start Task material

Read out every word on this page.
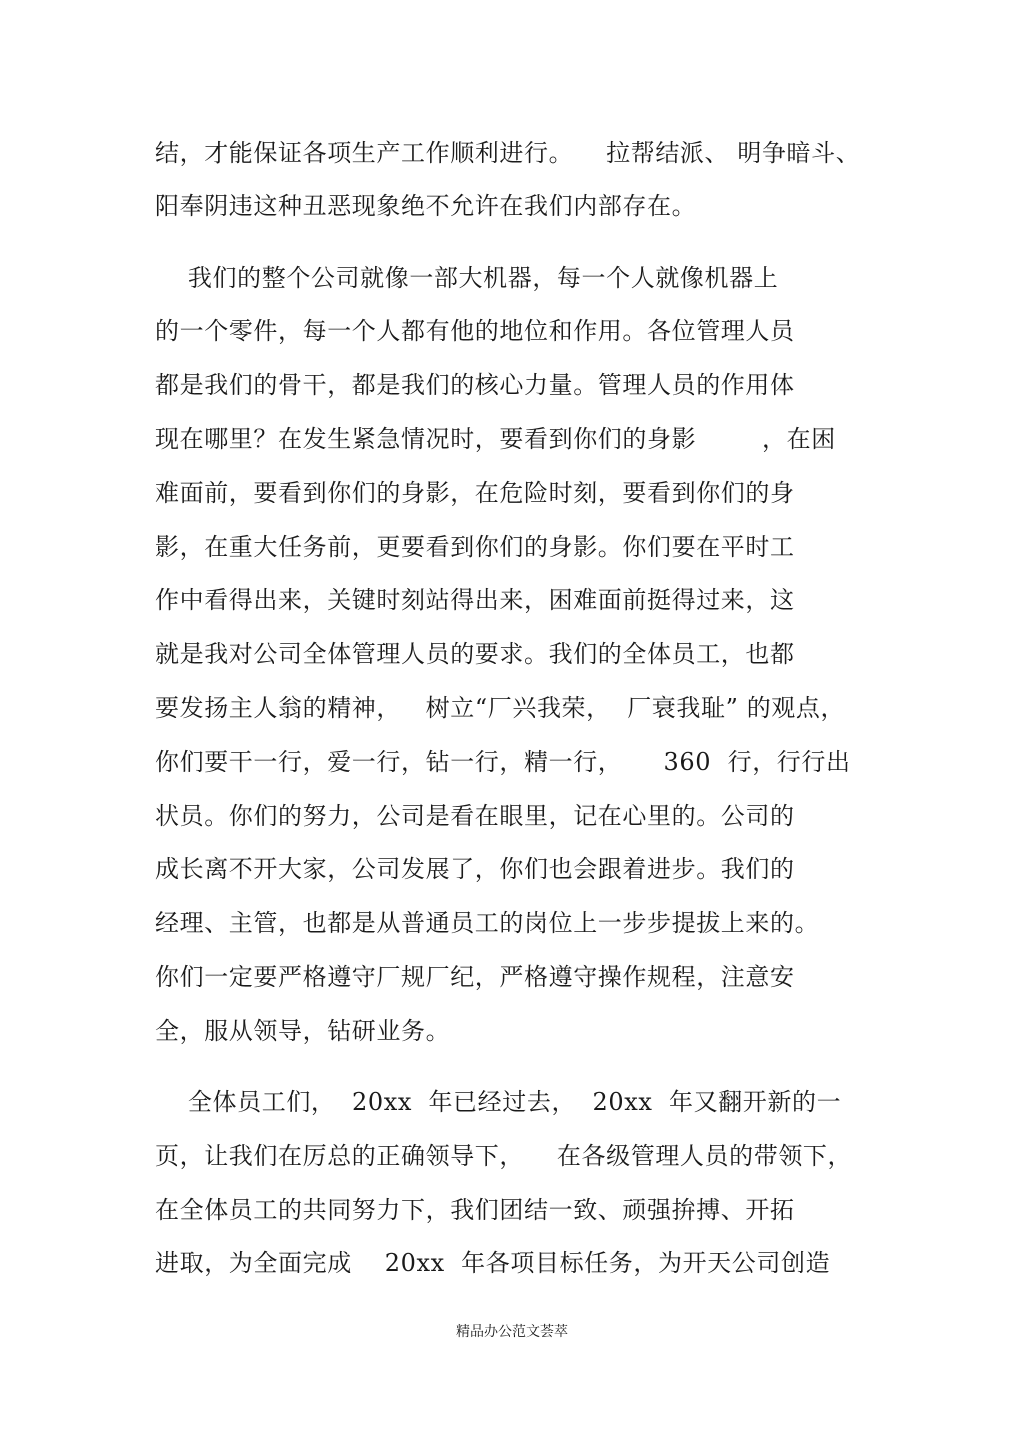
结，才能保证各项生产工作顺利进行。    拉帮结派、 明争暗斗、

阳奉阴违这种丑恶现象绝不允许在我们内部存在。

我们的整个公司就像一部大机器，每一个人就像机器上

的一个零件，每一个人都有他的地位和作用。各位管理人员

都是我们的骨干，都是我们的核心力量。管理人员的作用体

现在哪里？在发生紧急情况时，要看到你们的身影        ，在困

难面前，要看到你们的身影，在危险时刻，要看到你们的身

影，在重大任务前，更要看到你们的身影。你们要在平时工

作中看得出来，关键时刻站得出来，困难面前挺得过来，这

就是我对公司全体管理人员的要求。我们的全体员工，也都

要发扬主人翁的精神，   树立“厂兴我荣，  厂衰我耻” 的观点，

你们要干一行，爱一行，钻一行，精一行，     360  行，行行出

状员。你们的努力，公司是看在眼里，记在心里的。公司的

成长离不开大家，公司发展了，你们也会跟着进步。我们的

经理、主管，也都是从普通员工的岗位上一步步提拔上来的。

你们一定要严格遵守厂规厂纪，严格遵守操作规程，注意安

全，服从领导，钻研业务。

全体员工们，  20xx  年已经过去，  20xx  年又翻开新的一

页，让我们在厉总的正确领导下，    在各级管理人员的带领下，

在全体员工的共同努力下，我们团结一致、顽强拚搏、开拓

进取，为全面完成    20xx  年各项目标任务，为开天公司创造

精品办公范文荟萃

end Task material

▶ [Instruction]:
All of the data above should be quoted exactly, except for the pictures.

▶ [Written response]:
Read out every word on this page.
结，才能保证各项生产工作顺利进行。    拉帮结派、 明争暗斗、

阳奉阴违这种丑恶现象绝不允许在我们内部存在。

我们的整个公司就像一部大机器，每一个人就像机器上

的一个零件，每一个人都有他的地位和作用。各位管理人员

都是我们的骨干，都是我们的核心力量。管理人员的作用体

现在哪里？在发生紧急情况时，要看到你们的身影        ，在困

难面前，要看到你们的身影，在危险时刻，要看到你们的身

影，在重大任务前，更要看到你们的身影。你们要在平时工

作中看得出来，关键时刻站得出来，困难面前挺得过来，这

就是我对公司全体管理人员的要求。我们的全体员工，也都

要发扬主人翁的精神，   树立“厂兴我荣，  厂衰我耻” 的观点，

你们要干一行，爱一行，钻一行，精一行，     360  行，行行出

状员。你们的努力，公司是看在眼里，记在心里的。公司的

成长离不开大家，公司发展了，你们也会跟着进步。我们的

经理、主管，也都是从普通员工的岗位上一步步提拔上来的。

你们一定要严格遵守厂规厂纪，严格遵守操作规程，注意安

全，服从领导，钻研业务。

全体员工们，  20xx  年已经过去，  20xx  年又翻开新的一

页，让我们在厉总的正确领导下，    在各级管理人员的带领下，

在全体员工的共同努力下，我们团结一致、顽强拚搏、开拓

进取，为全面完成    20xx  年各项目标任务，为开天公司创造

精品办公范文荟萃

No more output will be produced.